= REQUIRED TASK =
Return every line of the material exactly.

= DATA FOR THIS EXERCISE =
## Begin

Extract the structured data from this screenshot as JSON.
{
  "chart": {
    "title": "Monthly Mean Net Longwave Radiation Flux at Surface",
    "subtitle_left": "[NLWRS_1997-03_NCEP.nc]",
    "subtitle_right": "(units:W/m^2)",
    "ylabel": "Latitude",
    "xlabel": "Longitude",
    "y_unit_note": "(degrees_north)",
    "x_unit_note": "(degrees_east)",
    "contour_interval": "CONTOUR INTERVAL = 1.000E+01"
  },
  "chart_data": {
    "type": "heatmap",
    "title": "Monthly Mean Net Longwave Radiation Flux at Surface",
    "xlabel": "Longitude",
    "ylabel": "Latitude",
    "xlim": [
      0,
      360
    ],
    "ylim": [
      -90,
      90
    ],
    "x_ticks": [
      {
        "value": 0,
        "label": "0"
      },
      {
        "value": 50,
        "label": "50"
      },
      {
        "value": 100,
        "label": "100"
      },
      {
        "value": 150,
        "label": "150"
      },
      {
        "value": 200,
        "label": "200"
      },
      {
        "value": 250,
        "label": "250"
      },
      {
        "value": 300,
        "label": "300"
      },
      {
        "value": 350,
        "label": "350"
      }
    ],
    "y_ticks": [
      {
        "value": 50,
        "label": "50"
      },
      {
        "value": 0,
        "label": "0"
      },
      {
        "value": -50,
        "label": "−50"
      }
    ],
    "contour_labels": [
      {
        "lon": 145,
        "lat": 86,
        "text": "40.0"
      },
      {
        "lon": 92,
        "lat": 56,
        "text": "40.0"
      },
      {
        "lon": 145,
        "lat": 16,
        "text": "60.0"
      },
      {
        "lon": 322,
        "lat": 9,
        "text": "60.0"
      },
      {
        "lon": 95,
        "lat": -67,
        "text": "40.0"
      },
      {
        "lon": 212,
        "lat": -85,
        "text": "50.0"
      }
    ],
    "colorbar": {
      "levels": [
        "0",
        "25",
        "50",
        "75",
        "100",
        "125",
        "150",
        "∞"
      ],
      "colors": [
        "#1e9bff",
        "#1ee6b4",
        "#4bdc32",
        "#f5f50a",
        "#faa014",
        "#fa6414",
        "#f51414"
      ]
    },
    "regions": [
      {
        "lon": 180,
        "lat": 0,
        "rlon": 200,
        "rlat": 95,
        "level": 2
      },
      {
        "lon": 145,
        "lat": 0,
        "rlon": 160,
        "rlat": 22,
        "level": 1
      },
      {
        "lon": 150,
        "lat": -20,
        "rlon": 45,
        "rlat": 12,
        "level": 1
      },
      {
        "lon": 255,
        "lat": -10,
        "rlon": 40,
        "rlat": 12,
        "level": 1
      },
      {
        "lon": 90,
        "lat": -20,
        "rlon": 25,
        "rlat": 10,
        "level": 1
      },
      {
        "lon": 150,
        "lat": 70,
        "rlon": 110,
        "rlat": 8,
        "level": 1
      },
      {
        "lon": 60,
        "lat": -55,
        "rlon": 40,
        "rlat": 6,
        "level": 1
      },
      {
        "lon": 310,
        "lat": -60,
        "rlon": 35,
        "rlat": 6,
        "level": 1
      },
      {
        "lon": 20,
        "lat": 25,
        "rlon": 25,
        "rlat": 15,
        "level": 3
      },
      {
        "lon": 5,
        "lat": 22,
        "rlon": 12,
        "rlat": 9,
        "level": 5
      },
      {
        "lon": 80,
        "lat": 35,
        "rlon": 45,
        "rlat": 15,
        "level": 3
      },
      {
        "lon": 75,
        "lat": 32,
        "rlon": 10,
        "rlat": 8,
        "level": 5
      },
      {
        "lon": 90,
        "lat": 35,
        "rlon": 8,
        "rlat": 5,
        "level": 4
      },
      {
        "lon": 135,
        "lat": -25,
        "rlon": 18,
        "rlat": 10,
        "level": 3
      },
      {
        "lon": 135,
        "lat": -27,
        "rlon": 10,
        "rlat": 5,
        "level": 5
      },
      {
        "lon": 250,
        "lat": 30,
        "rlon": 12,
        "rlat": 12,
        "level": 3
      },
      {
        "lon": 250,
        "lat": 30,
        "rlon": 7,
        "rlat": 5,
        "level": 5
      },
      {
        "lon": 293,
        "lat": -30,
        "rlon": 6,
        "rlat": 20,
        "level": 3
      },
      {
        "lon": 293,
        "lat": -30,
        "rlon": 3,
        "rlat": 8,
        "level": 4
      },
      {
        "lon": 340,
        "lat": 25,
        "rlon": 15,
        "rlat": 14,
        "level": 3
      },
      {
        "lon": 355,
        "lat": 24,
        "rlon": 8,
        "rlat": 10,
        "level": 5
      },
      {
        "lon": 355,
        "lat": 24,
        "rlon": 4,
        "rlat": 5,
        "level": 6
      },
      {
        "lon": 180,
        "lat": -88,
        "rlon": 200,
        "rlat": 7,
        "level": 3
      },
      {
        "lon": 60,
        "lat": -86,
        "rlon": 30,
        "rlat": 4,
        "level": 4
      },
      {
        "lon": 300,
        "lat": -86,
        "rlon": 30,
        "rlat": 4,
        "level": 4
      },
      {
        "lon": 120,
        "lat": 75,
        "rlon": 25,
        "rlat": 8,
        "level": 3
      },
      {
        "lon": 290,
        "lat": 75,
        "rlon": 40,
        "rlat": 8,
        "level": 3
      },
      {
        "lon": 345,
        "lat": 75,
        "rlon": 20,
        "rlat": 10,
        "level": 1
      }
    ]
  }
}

## End

= REPLY TO THE TASK =
Extract the structured data from this screenshot as JSON.
{
  "chart": {
    "title": "Monthly Mean Net Longwave Radiation Flux at Surface",
    "subtitle_left": "[NLWRS_1997-03_NCEP.nc]",
    "subtitle_right": "(units:W/m^2)",
    "ylabel": "Latitude",
    "xlabel": "Longitude",
    "y_unit_note": "(degrees_north)",
    "x_unit_note": "(degrees_east)",
    "contour_interval": "CONTOUR INTERVAL = 1.000E+01"
  },
  "chart_data": {
    "type": "heatmap",
    "title": "Monthly Mean Net Longwave Radiation Flux at Surface",
    "xlabel": "Longitude",
    "ylabel": "Latitude",
    "xlim": [
      0,
      360
    ],
    "ylim": [
      -90,
      90
    ],
    "x_ticks": [
      {
        "value": 0,
        "label": "0"
      },
      {
        "value": 50,
        "label": "50"
      },
      {
        "value": 100,
        "label": "100"
      },
      {
        "value": 150,
        "label": "150"
      },
      {
        "value": 200,
        "label": "200"
      },
      {
        "value": 250,
        "label": "250"
      },
      {
        "value": 300,
        "label": "300"
      },
      {
        "value": 350,
        "label": "350"
      }
    ],
    "y_ticks": [
      {
        "value": 50,
        "label": "50"
      },
      {
        "value": 0,
        "label": "0"
      },
      {
        "value": -50,
        "label": "−50"
      }
    ],
    "contour_labels": [
      {
        "lon": 145,
        "lat": 86,
        "text": "40.0"
      },
      {
        "lon": 92,
        "lat": 56,
        "text": "40.0"
      },
      {
        "lon": 145,
        "lat": 16,
        "text": "60.0"
      },
      {
        "lon": 322,
        "lat": 9,
        "text": "60.0"
      },
      {
        "lon": 95,
        "lat": -67,
        "text": "40.0"
      },
      {
        "lon": 212,
        "lat": -85,
        "text": "50.0"
      }
    ],
    "colorbar": {
      "levels": [
        "0",
        "25",
        "50",
        "75",
        "100",
        "125",
        "150",
        "∞"
      ],
      "colors": [
        "#1e9bff",
        "#1ee6b4",
        "#4bdc32",
        "#f5f50a",
        "#faa014",
        "#fa6414",
        "#f51414"
      ]
    },
    "regions": [
      {
        "lon": 180,
        "lat": 0,
        "rlon": 200,
        "rlat": 95,
        "level": 2
      },
      {
        "lon": 145,
        "lat": 0,
        "rlon": 160,
        "rlat": 22,
        "level": 1
      },
      {
        "lon": 150,
        "lat": -20,
        "rlon": 45,
        "rlat": 12,
        "level": 1
      },
      {
        "lon": 255,
        "lat": -10,
        "rlon": 40,
        "rlat": 12,
        "level": 1
      },
      {
        "lon": 90,
        "lat": -20,
        "rlon": 25,
        "rlat": 10,
        "level": 1
      },
      {
        "lon": 150,
        "lat": 70,
        "rlon": 110,
        "rlat": 8,
        "level": 1
      },
      {
        "lon": 60,
        "lat": -55,
        "rlon": 40,
        "rlat": 6,
        "level": 1
      },
      {
        "lon": 310,
        "lat": -60,
        "rlon": 35,
        "rlat": 6,
        "level": 1
      },
      {
        "lon": 20,
        "lat": 25,
        "rlon": 25,
        "rlat": 15,
        "level": 3
      },
      {
        "lon": 5,
        "lat": 22,
        "rlon": 12,
        "rlat": 9,
        "level": 5
      },
      {
        "lon": 80,
        "lat": 35,
        "rlon": 45,
        "rlat": 15,
        "level": 3
      },
      {
        "lon": 75,
        "lat": 32,
        "rlon": 10,
        "rlat": 8,
        "level": 5
      },
      {
        "lon": 90,
        "lat": 35,
        "rlon": 8,
        "rlat": 5,
        "level": 4
      },
      {
        "lon": 135,
        "lat": -25,
        "rlon": 18,
        "rlat": 10,
        "level": 3
      },
      {
        "lon": 135,
        "lat": -27,
        "rlon": 10,
        "rlat": 5,
        "level": 5
      },
      {
        "lon": 250,
        "lat": 30,
        "rlon": 12,
        "rlat": 12,
        "level": 3
      },
      {
        "lon": 250,
        "lat": 30,
        "rlon": 7,
        "rlat": 5,
        "level": 5
      },
      {
        "lon": 293,
        "lat": -30,
        "rlon": 6,
        "rlat": 20,
        "level": 3
      },
      {
        "lon": 293,
        "lat": -30,
        "rlon": 3,
        "rlat": 8,
        "level": 4
      },
      {
        "lon": 340,
        "lat": 25,
        "rlon": 15,
        "rlat": 14,
        "level": 3
      },
      {
        "lon": 355,
        "lat": 24,
        "rlon": 8,
        "rlat": 10,
        "level": 5
      },
      {
        "lon": 355,
        "lat": 24,
        "rlon": 4,
        "rlat": 5,
        "level": 6
      },
      {
        "lon": 180,
        "lat": -88,
        "rlon": 200,
        "rlat": 7,
        "level": 3
      },
      {
        "lon": 60,
        "lat": -86,
        "rlon": 30,
        "rlat": 4,
        "level": 4
      },
      {
        "lon": 300,
        "lat": -86,
        "rlon": 30,
        "rlat": 4,
        "level": 4
      },
      {
        "lon": 120,
        "lat": 75,
        "rlon": 25,
        "rlat": 8,
        "level": 3
      },
      {
        "lon": 290,
        "lat": 75,
        "rlon": 40,
        "rlat": 8,
        "level": 3
      },
      {
        "lon": 345,
        "lat": 75,
        "rlon": 20,
        "rlat": 10,
        "level": 1
      }
    ]
  }
}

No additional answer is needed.